■ **TASK PROMPT**
Check which lines of the entries that follow hold "blue", then give the number of those lines and nothing more.

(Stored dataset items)
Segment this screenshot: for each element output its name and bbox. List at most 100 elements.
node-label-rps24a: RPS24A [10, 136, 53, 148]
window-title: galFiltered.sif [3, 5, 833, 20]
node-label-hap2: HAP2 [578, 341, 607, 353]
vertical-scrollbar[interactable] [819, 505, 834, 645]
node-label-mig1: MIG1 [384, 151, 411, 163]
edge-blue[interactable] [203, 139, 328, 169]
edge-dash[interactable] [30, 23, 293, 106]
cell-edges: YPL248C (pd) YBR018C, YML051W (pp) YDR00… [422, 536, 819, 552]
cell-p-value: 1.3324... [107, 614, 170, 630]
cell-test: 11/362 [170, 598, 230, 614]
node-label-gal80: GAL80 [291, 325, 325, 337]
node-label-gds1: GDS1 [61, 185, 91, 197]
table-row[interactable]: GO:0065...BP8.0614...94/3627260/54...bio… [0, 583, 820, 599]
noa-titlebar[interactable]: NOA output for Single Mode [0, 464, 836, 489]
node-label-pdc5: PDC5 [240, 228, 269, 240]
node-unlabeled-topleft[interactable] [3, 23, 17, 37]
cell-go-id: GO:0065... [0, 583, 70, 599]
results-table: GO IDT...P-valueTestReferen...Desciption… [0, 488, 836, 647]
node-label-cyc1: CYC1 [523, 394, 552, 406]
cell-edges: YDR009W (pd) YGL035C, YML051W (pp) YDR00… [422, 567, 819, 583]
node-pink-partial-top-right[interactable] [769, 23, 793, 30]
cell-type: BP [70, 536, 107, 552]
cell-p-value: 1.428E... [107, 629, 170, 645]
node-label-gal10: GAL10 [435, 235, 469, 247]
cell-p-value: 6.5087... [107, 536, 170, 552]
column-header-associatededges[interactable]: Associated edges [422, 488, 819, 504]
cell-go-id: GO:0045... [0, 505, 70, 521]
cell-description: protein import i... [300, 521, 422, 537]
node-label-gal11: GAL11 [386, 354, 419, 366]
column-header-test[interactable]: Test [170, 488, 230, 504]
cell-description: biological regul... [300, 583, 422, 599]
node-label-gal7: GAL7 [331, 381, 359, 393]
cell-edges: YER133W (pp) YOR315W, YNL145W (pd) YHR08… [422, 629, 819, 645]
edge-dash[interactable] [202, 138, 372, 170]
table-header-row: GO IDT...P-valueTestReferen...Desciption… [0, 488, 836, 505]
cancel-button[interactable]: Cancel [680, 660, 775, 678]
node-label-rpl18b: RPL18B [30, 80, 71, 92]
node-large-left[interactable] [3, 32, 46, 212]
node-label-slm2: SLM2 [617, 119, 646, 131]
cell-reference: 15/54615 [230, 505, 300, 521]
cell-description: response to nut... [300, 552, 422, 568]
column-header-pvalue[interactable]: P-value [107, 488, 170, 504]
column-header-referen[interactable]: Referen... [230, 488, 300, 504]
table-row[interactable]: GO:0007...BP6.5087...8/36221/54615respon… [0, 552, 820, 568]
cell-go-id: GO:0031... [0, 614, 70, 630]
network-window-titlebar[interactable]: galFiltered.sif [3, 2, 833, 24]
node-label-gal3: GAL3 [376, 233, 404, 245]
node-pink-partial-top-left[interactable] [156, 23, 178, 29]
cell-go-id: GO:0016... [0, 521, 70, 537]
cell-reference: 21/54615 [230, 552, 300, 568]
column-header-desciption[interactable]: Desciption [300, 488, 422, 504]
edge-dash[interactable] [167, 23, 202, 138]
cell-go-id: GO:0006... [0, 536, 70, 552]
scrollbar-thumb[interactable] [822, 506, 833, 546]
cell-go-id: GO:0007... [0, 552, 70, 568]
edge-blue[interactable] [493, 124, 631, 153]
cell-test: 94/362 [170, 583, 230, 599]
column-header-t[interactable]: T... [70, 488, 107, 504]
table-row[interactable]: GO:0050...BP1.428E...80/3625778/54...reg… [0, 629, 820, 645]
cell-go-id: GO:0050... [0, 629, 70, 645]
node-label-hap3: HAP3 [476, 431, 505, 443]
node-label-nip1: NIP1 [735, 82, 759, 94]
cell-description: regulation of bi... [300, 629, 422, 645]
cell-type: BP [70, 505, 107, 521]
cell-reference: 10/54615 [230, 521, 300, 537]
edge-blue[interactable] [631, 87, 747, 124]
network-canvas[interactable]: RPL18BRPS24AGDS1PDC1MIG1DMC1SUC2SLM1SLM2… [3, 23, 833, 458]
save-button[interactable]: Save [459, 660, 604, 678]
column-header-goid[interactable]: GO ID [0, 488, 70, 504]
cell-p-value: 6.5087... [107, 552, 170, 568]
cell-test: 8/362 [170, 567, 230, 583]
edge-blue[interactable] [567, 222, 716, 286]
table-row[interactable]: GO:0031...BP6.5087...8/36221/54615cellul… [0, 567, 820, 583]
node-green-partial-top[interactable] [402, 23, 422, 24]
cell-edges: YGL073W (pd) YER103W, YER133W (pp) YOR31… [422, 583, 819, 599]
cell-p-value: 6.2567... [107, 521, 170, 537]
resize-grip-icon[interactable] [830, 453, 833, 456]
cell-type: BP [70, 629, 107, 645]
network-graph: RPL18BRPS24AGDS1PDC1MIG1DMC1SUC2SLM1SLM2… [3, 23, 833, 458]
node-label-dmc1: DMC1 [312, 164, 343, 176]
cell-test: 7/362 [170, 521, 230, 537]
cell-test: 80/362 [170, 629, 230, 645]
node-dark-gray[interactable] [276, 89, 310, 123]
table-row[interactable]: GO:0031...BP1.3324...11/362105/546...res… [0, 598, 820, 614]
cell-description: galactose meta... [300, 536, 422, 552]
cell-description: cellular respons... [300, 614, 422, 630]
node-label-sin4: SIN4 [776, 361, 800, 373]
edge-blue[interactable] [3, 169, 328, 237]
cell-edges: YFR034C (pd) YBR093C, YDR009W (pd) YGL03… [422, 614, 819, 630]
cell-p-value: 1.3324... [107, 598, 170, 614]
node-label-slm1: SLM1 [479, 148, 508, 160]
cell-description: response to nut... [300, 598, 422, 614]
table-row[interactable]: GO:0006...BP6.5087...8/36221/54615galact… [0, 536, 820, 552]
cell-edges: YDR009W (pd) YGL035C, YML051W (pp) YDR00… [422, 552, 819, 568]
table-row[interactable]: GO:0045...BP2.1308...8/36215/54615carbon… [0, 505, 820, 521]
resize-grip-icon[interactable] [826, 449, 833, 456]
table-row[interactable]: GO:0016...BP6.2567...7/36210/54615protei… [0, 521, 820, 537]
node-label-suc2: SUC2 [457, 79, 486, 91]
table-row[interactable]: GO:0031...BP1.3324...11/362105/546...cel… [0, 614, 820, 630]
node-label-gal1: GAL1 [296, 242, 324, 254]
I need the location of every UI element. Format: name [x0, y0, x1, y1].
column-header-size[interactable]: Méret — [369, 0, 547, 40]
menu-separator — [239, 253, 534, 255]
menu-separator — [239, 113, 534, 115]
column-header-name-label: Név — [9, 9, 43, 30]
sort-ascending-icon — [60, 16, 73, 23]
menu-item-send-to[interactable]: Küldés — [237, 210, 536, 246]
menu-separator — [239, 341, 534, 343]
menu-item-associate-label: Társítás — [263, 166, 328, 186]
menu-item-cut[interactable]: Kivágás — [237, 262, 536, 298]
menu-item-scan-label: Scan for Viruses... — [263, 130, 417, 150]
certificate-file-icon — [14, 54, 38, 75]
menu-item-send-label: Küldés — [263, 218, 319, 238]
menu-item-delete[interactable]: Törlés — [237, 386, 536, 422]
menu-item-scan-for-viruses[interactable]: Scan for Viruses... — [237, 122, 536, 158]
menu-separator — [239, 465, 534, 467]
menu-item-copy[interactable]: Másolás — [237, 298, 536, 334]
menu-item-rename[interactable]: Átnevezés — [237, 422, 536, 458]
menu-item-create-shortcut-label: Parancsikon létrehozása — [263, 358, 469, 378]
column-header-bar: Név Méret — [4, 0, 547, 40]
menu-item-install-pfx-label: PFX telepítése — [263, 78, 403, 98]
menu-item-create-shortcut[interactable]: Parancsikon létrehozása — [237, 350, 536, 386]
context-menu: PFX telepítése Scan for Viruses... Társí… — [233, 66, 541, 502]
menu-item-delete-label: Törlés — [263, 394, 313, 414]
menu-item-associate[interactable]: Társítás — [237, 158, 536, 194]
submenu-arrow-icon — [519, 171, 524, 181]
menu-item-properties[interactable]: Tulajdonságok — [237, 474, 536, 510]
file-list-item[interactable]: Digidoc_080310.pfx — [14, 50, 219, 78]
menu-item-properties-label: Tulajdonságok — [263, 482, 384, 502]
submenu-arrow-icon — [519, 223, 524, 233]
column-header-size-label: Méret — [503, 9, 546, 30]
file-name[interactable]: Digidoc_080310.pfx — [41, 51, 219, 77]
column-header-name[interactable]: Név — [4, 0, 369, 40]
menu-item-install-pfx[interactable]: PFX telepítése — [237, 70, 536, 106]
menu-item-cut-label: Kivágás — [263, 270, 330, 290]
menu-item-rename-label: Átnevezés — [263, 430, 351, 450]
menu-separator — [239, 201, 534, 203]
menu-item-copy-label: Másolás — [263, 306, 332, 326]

■ **THE COMPLETED TASK**
5